§ Istruzioni da seguire
Secondo la recensione, qual è il sottotitolo di Anelli nell’io?

§ Documento
::::

È vero che avevo già recensito a suo tempo la versione originale del libro (Douglas Hofstadter, Anelli nell’io [I Am a Strange Loop], Mondadori 2008 [2007], pag. XI-508, € 22, ISBN 978-88-04-58309-7, trad. Francesco Bianchini, Maurizio Codogno e Paola Turina) ma dopo un anno e mezzo di lotta per tradurlo in italiano penso di essere in grado di parlarne con maggior cognizione di causa.
Questo libro è sicuramente diverso da Gödel, Escher, Bach, anche se è in certo senso la sua continuazione. Ad esempio, mancano quasi del tutto i dialoghi, che permettevano di leggere GEB almeno in parte senza doversi preoccupare di capire i concetti dietro di esso. Ma questo non vuole affatto dire che sia più sciatto. La prosa hofstadteriana è sempre spumeggiante, e ha sempre almeno due livelli di lettura, se non di più. Inutile poi dire che il testo è olistico, e ci sono riferimenti interni ovunque; non è affatto raro che una frasetta anodina a pagina 100 acquisti un significato completamente diverso a pagina 400. Per quanto riguarda i contenuti, la spiegazione di come funziona il teorema di Gödel è molto più chiara di quella di GEB, e già questo dovrebbe essere sufficiente. Ma quella trattazione è solo la base per la tesi principale del libro, indicata dal sottotitolo Che cosa c’è al cuore della coscienza: che l'”io” in realtà non esiste, ed è semplicemente un prodotto inevitabile (“emergente”) di avere una coscienza sufficientemente complessa da potersi osservare, proprio come l’aritmetica è sufficientemente complessa da poter definire (una struttura isomorfica a) sé stessa al suo interno. Gli “strani anelli” sono proprio questi: strutture che si rivolgono dentro sé stesse a un livello più alto. Più che di matematica o informatica, infatti, questo è un testo di filosofia, fatta all’americana e dunque molto personale, come si può anche vedere nel capitolo in cui racconta come si è sentito dopo che sua moglie Carol morì improvvisamente.

::::

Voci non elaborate

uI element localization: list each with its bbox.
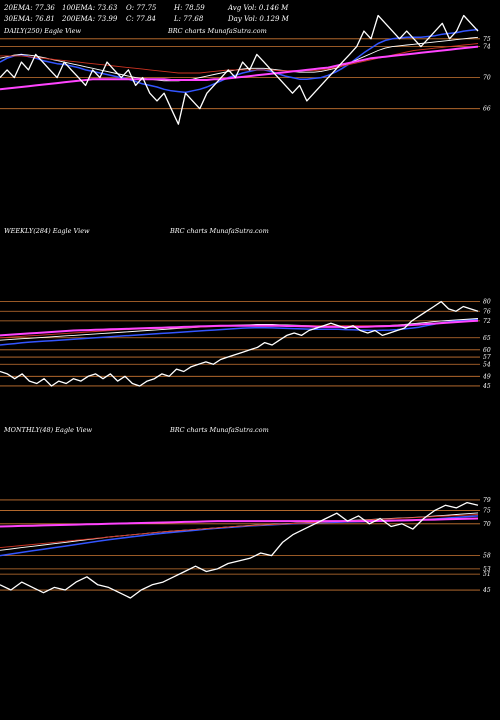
monthly-tick-label: 75 — [483, 508, 491, 515]
monthly-ema-red-line — [0, 514, 479, 549]
monthly-tick-label: 45 — [482, 587, 491, 594]
daily-tick-label: 74 — [483, 44, 491, 51]
monthly-tick-label: 70 — [483, 521, 491, 528]
monthly-tick-label: 58 — [483, 553, 491, 560]
monthly-tick-label: 79 — [483, 497, 491, 504]
weekly-tick-label: 54 — [483, 361, 491, 368]
monthly-panel-label: MONTHLY(48) Eagle View — [4, 426, 93, 434]
daily-tick-label: 70 — [483, 75, 491, 82]
weekly-tick-label: 57 — [483, 354, 491, 361]
weekly-tick-label: 60 — [483, 347, 491, 354]
monthly-price-line — [0, 501, 479, 599]
monthly-tick-label: 53 — [483, 566, 491, 573]
weekly-tick-label: 76 — [483, 308, 491, 315]
monthly-tick-label: 51 — [483, 571, 491, 578]
weekly-tick-label: 49 — [482, 373, 491, 380]
header-open: O: 77.75 — [126, 4, 157, 12]
weekly-panel-credit: BRC charts MunafaSutra.com — [170, 227, 269, 235]
weekly-tick-label: 80 — [483, 299, 491, 306]
header-close: C: 77.84 — [126, 15, 156, 23]
weekly-ema-fast-line — [0, 318, 479, 346]
weekly-price-line — [0, 300, 479, 387]
monthly-panel-credit: BRC charts MunafaSutra.com — [170, 426, 269, 434]
daily-panel-label: DAILY(250) Eagle View — [4, 27, 82, 35]
header-low: L: 77.68 — [174, 15, 204, 23]
header-high: H: 78.59 — [174, 4, 205, 12]
header-day-vol: Day Vol: 0.129 M — [228, 15, 289, 23]
weekly-ema-slow-line — [0, 319, 479, 337]
header-30ema: 30EMA: 76.81 — [4, 15, 55, 23]
header-avg-vol: Avg Vol: 0.146 M — [228, 4, 289, 12]
daily-panel-credit: BRC charts MunafaSutra.com — [168, 27, 267, 35]
header-20ema: 20EMA: 77.36 — [4, 4, 55, 12]
weekly-tick-label: 65 — [483, 335, 491, 342]
daily-tick-label: 66 — [483, 106, 491, 113]
weekly-tick-label: 72 — [483, 318, 491, 325]
daily-ema-slow-line — [0, 45, 479, 91]
header-200ema: 200EMA: 73.99 — [62, 15, 118, 23]
weekly-tick-label: 45 — [482, 383, 491, 390]
monthly-ema-slow-line — [0, 517, 479, 528]
daily-tick-label: 75 — [483, 36, 491, 43]
daily-price-line — [0, 14, 479, 125]
weekly-panel-label: WEEKLY(284) Eagle View — [4, 227, 90, 235]
header-100ema: 100EMA: 73.63 — [62, 4, 118, 12]
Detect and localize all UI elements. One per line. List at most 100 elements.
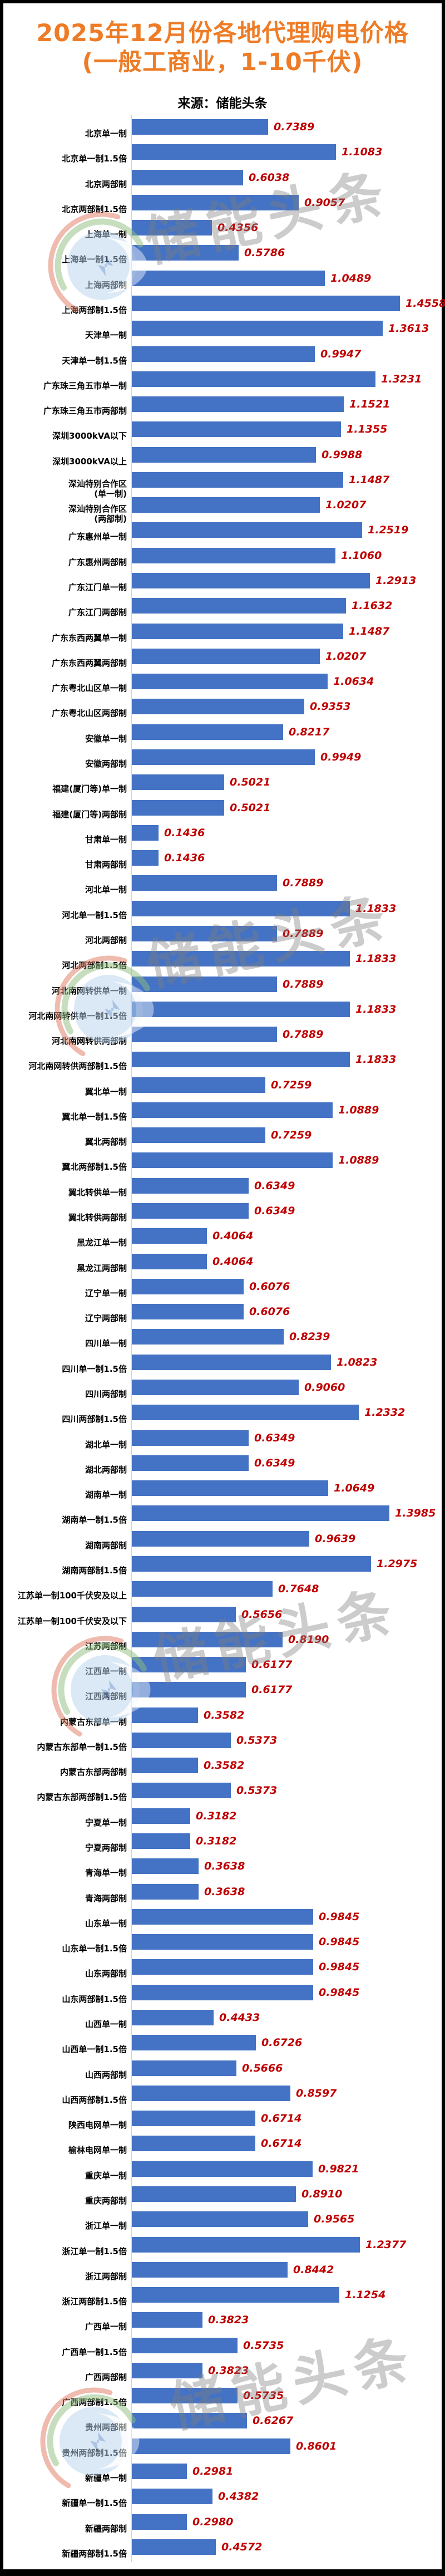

::::

§ Risposta al compito
Che cosa c’è al cuore della coscienza